** Start of Provided data **
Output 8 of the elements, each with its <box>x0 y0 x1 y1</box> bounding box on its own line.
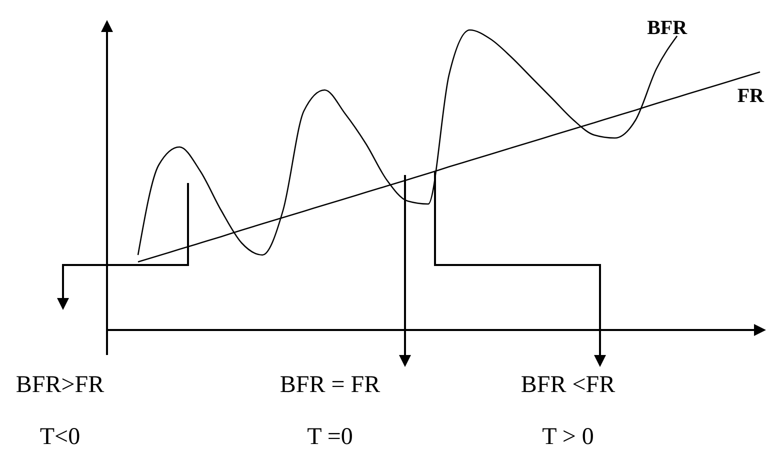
text: BFR>FR <box>16 372 104 398</box>
text: BFR <FR <box>520 372 616 398</box>
text: T > 0 <box>542 424 594 450</box>
text: BFR = FR <box>280 372 380 398</box>
series-label: BFR <box>647 17 688 39</box>
series-label: FR <box>737 85 765 107</box>
text: T =0 <box>307 424 353 450</box>
text: T<0 <box>40 424 80 450</box>
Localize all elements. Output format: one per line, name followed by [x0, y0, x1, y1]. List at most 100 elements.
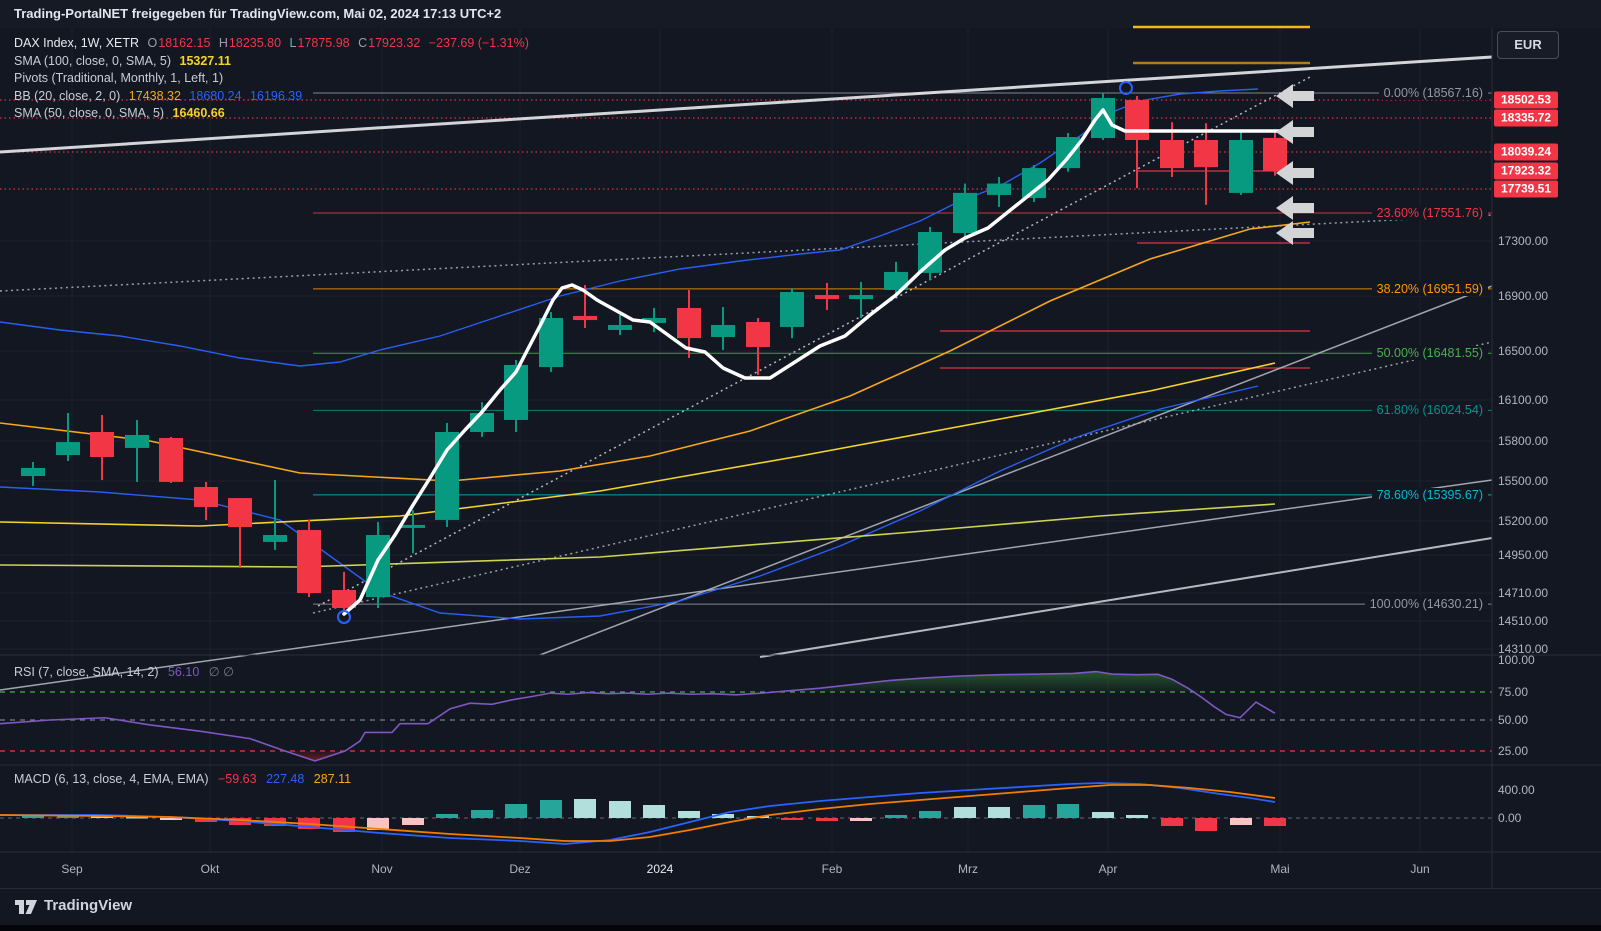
macd-histogram-bar — [195, 818, 217, 822]
macd-histogram-bar — [1230, 818, 1252, 825]
candle-body[interactable] — [711, 325, 735, 337]
tradingview-brand[interactable]: TradingView — [44, 897, 133, 914]
macd-legend-row[interactable]: MACD (6, 13, close, 4, EMA, EMA) −59.63 … — [14, 772, 357, 786]
macd-line-value: 227.48 — [266, 772, 305, 786]
symbol-title: DAX Index, 1W, XETR — [14, 36, 140, 50]
sharing-header: Trading-PortalNET freigegeben für Tradin… — [0, 0, 1601, 28]
candle-body[interactable] — [1056, 137, 1080, 169]
macd-histogram-bar — [1092, 812, 1114, 818]
left-arrow-marker[interactable] — [1276, 196, 1314, 220]
macd-signal-value: 287.11 — [313, 772, 352, 786]
legend-sma100-row[interactable]: SMA (100, close, 0, SMA, 5) 15327.11 — [14, 54, 534, 72]
macd-label: MACD (6, 13, close, 4, EMA, EMA) — [14, 772, 209, 786]
macd-histogram-bar — [885, 815, 907, 818]
candle-body[interactable] — [987, 183, 1011, 195]
candle-body[interactable] — [1263, 137, 1287, 171]
macd-histogram-bar — [1126, 815, 1148, 818]
macd-histogram-bar — [1023, 805, 1045, 818]
close-value: 17923.32 — [368, 36, 421, 50]
sma100-label: SMA (100, close, 0, SMA, 5) — [14, 53, 172, 68]
candle-body[interactable] — [1229, 139, 1253, 193]
legend-bb-row[interactable]: BB (20, close, 2, 0) 17438.32 18680.24 1… — [14, 89, 534, 107]
macd-histogram-bar — [126, 817, 148, 819]
candle-body[interactable] — [297, 529, 321, 593]
legend-sma50-row[interactable]: SMA (50, close, 0, SMA, 5) 16460.66 — [14, 106, 534, 124]
circle-marker[interactable] — [337, 610, 351, 624]
candle-body[interactable] — [21, 467, 45, 477]
macd-hist-value: −59.63 — [217, 772, 257, 786]
candle-body[interactable] — [1160, 139, 1184, 169]
rsi-line — [0, 670, 1276, 762]
header-title: Trading-PortalNET freigegeben für Tradin… — [14, 6, 502, 21]
macd-histogram-bar — [367, 818, 389, 830]
rsi-oversold-fill — [0, 751, 1275, 761]
candle-body[interactable] — [1194, 139, 1218, 168]
left-arrow-marker[interactable] — [1276, 161, 1314, 185]
candle-body[interactable] — [159, 437, 183, 482]
footer-bar: TradingView — [0, 888, 1601, 926]
candle-body[interactable] — [884, 271, 908, 290]
candle-body[interactable] — [263, 535, 287, 542]
macd-histogram-bar — [22, 815, 44, 818]
tradingview-logo-icon[interactable] — [14, 895, 38, 919]
white-ma-line — [342, 108, 1282, 616]
candle-body[interactable] — [401, 524, 425, 528]
candle-body[interactable] — [125, 434, 149, 448]
close-label: C — [358, 36, 368, 50]
candle-body[interactable] — [194, 487, 218, 507]
trendline — [0, 479, 1493, 691]
candle-body[interactable] — [435, 431, 459, 520]
low-label: L — [289, 36, 297, 50]
rsi-label: RSI (7, close, SMA, 14, 2) — [14, 665, 159, 679]
candle-body[interactable] — [642, 318, 666, 323]
candle-body[interactable] — [849, 295, 873, 300]
open-value: 18162.15 — [158, 36, 211, 50]
rsi-value: 56.10 — [167, 665, 200, 679]
macd-histogram-bar — [678, 811, 700, 818]
candle-body[interactable] — [56, 442, 80, 455]
macd-histogram-bar — [919, 811, 941, 818]
trendline — [759, 537, 1493, 658]
change-value: −237.69 (−1.31%) — [428, 36, 529, 50]
candle-body[interactable] — [815, 295, 839, 300]
circle-marker[interactable] — [1119, 81, 1133, 95]
low-value: 17875.98 — [297, 36, 350, 50]
candle-body[interactable] — [90, 431, 114, 457]
bb-lower-band — [0, 385, 1259, 620]
macd-histogram-bar — [1161, 818, 1183, 826]
candle-body[interactable] — [228, 498, 252, 527]
candle-body[interactable] — [608, 325, 632, 330]
currency-button[interactable]: EUR — [1497, 31, 1559, 59]
macd-signal-line — [0, 784, 1276, 842]
candle-body[interactable] — [1125, 100, 1149, 140]
candle-body[interactable] — [332, 589, 356, 608]
candle-body[interactable] — [746, 321, 770, 348]
macd-histogram-bar — [988, 807, 1010, 818]
macd-histogram-bar — [1264, 818, 1286, 826]
candle-body[interactable] — [573, 315, 597, 321]
rsi-legend-row[interactable]: RSI (7, close, SMA, 14, 2) 56.10 ∅ ∅ — [14, 664, 240, 679]
candle-body[interactable] — [780, 292, 804, 327]
macd-histogram-bar — [160, 818, 182, 820]
main-legend: DAX Index, 1W, XETR O18162.15 H18235.80 … — [14, 36, 534, 124]
candle-body[interactable] — [366, 535, 390, 598]
candle-body[interactable] — [918, 231, 942, 273]
trendline — [539, 285, 1493, 656]
legend-pivots-row[interactable]: Pivots (Traditional, Monthly, 1, Left, 1… — [14, 71, 534, 89]
left-arrow-marker[interactable] — [1276, 84, 1314, 108]
macd-histogram-bar — [712, 814, 734, 818]
left-arrow-marker[interactable] — [1276, 120, 1314, 144]
macd-histogram-bar — [1057, 804, 1079, 818]
left-arrow-marker[interactable] — [1276, 221, 1314, 245]
candle-body[interactable] — [953, 192, 977, 233]
macd-histogram-bar — [471, 810, 493, 818]
sma100-value: 15327.11 — [179, 53, 231, 68]
candle-body[interactable] — [677, 307, 701, 339]
legend-symbol-row[interactable]: DAX Index, 1W, XETR O18162.15 H18235.80 … — [14, 36, 534, 54]
macd-histogram-bar — [643, 805, 665, 818]
bb-label: BB (20, close, 2, 0) — [14, 88, 121, 103]
macd-histogram-bar — [505, 804, 527, 818]
candle-body[interactable] — [539, 318, 563, 368]
macd-histogram-bar — [954, 807, 976, 818]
** End of Provided data **
- Requirements: Please copy all of the records above line for line, without changing anything, and leave out the pictures.

- Answer to this task:
Output 8 of the elements, each with its <box>x0 y0 x1 y1</box> bounding box on its own line.
text: BFR>FR <box>16 372 104 398</box>
text: BFR <FR <box>520 372 616 398</box>
text: T > 0 <box>542 424 594 450</box>
text: BFR = FR <box>280 372 380 398</box>
series-label: BFR <box>647 17 688 39</box>
series-label: FR <box>737 85 765 107</box>
text: T =0 <box>307 424 353 450</box>
text: T<0 <box>40 424 80 450</box>
Localize all elements. Output format: one per line, name followed by [x0, y0, x1, y1]. List at most 100 elements.
macd-histogram-bar — [195, 818, 217, 822]
macd-histogram-bar — [1230, 818, 1252, 825]
candle-body[interactable] — [711, 325, 735, 337]
tradingview-brand[interactable]: TradingView — [44, 897, 133, 914]
macd-legend-row[interactable]: MACD (6, 13, close, 4, EMA, EMA) −59.63 … — [14, 772, 357, 786]
macd-line-value: 227.48 — [266, 772, 305, 786]
symbol-title: DAX Index, 1W, XETR — [14, 36, 140, 50]
sharing-header: Trading-PortalNET freigegeben für Tradin… — [0, 0, 1601, 28]
candle-body[interactable] — [1056, 137, 1080, 169]
macd-histogram-bar — [1092, 812, 1114, 818]
left-arrow-marker[interactable] — [1276, 196, 1314, 220]
macd-signal-value: 287.11 — [313, 772, 352, 786]
legend-sma100-row[interactable]: SMA (100, close, 0, SMA, 5) 15327.11 — [14, 54, 534, 72]
macd-label: MACD (6, 13, close, 4, EMA, EMA) — [14, 772, 209, 786]
macd-histogram-bar — [885, 815, 907, 818]
candle-body[interactable] — [987, 183, 1011, 195]
candle-body[interactable] — [1263, 137, 1287, 171]
macd-histogram-bar — [1126, 815, 1148, 818]
macd-histogram-bar — [1023, 805, 1045, 818]
close-value: 17923.32 — [368, 36, 421, 50]
sma100-label: SMA (100, close, 0, SMA, 5) — [14, 53, 172, 68]
candle-body[interactable] — [1229, 139, 1253, 193]
legend-bb-row[interactable]: BB (20, close, 2, 0) 17438.32 18680.24 1… — [14, 89, 534, 107]
macd-histogram-bar — [126, 817, 148, 819]
candle-body[interactable] — [297, 529, 321, 593]
legend-sma50-row[interactable]: SMA (50, close, 0, SMA, 5) 16460.66 — [14, 106, 534, 124]
circle-marker[interactable] — [337, 610, 351, 624]
candle-body[interactable] — [21, 467, 45, 477]
macd-hist-value: −59.63 — [217, 772, 257, 786]
candle-body[interactable] — [1160, 139, 1184, 169]
rsi-line — [0, 670, 1276, 762]
header-title: Trading-PortalNET freigegeben für Tradin… — [14, 6, 502, 21]
macd-histogram-bar — [367, 818, 389, 830]
rsi-oversold-fill — [0, 751, 1275, 761]
candle-body[interactable] — [1194, 139, 1218, 168]
left-arrow-marker[interactable] — [1276, 161, 1314, 185]
candle-body[interactable] — [159, 437, 183, 482]
footer-bar: TradingView — [0, 888, 1601, 926]
candle-body[interactable] — [884, 271, 908, 290]
candle-body[interactable] — [263, 535, 287, 542]
macd-histogram-bar — [22, 815, 44, 818]
tradingview-logo-icon[interactable] — [14, 895, 38, 919]
white-ma-line — [342, 108, 1282, 616]
candle-body[interactable] — [401, 524, 425, 528]
candle-body[interactable] — [125, 434, 149, 448]
close-label: C — [358, 36, 368, 50]
candle-body[interactable] — [194, 487, 218, 507]
trendline — [0, 479, 1493, 691]
candle-body[interactable] — [435, 431, 459, 520]
low-label: L — [289, 36, 297, 50]
rsi-label: RSI (7, close, SMA, 14, 2) — [14, 665, 159, 679]
candle-body[interactable] — [642, 318, 666, 323]
candle-body[interactable] — [849, 295, 873, 300]
open-value: 18162.15 — [158, 36, 211, 50]
rsi-value: 56.10 — [167, 665, 200, 679]
macd-histogram-bar — [678, 811, 700, 818]
candle-body[interactable] — [56, 442, 80, 455]
macd-histogram-bar — [919, 811, 941, 818]
trendline — [759, 537, 1493, 658]
change-value: −237.69 (−1.31%) — [428, 36, 529, 50]
candle-body[interactable] — [815, 295, 839, 300]
circle-marker[interactable] — [1119, 81, 1133, 95]
low-value: 17875.98 — [297, 36, 350, 50]
candle-body[interactable] — [90, 431, 114, 457]
bb-lower-band — [0, 385, 1259, 620]
macd-histogram-bar — [1161, 818, 1183, 826]
candle-body[interactable] — [228, 498, 252, 527]
candle-body[interactable] — [608, 325, 632, 330]
currency-button[interactable]: EUR — [1497, 31, 1559, 59]
macd-signal-line — [0, 784, 1276, 842]
candle-body[interactable] — [1125, 100, 1149, 140]
candle-body[interactable] — [332, 589, 356, 608]
candle-body[interactable] — [746, 321, 770, 348]
macd-histogram-bar — [988, 807, 1010, 818]
macd-histogram-bar — [1264, 818, 1286, 826]
candle-body[interactable] — [573, 315, 597, 321]
rsi-legend-row[interactable]: RSI (7, close, SMA, 14, 2) 56.10 ∅ ∅ — [14, 664, 240, 679]
candle-body[interactable] — [780, 292, 804, 327]
macd-histogram-bar — [160, 818, 182, 820]
main-legend: DAX Index, 1W, XETR O18162.15 H18235.80 … — [14, 36, 534, 124]
candle-body[interactable] — [366, 535, 390, 598]
candle-body[interactable] — [918, 231, 942, 273]
trendline — [539, 285, 1493, 656]
legend-pivots-row[interactable]: Pivots (Traditional, Monthly, 1, Left, 1… — [14, 71, 534, 89]
left-arrow-marker[interactable] — [1276, 84, 1314, 108]
macd-histogram-bar — [712, 814, 734, 818]
left-arrow-marker[interactable] — [1276, 120, 1314, 144]
macd-histogram-bar — [1057, 804, 1079, 818]
left-arrow-marker[interactable] — [1276, 221, 1314, 245]
candle-body[interactable] — [953, 192, 977, 233]
macd-histogram-bar — [471, 810, 493, 818]
sma100-value: 15327.11 — [179, 53, 231, 68]
candle-body[interactable] — [677, 307, 701, 339]
legend-symbol-row[interactable]: DAX Index, 1W, XETR O18162.15 H18235.80 … — [14, 36, 534, 54]
macd-histogram-bar — [643, 805, 665, 818]
bb-label: BB (20, close, 2, 0) — [14, 88, 121, 103]
macd-histogram-bar — [505, 804, 527, 818]
candle-body[interactable] — [539, 318, 563, 368]
macd-histogram-bar — [954, 807, 976, 818]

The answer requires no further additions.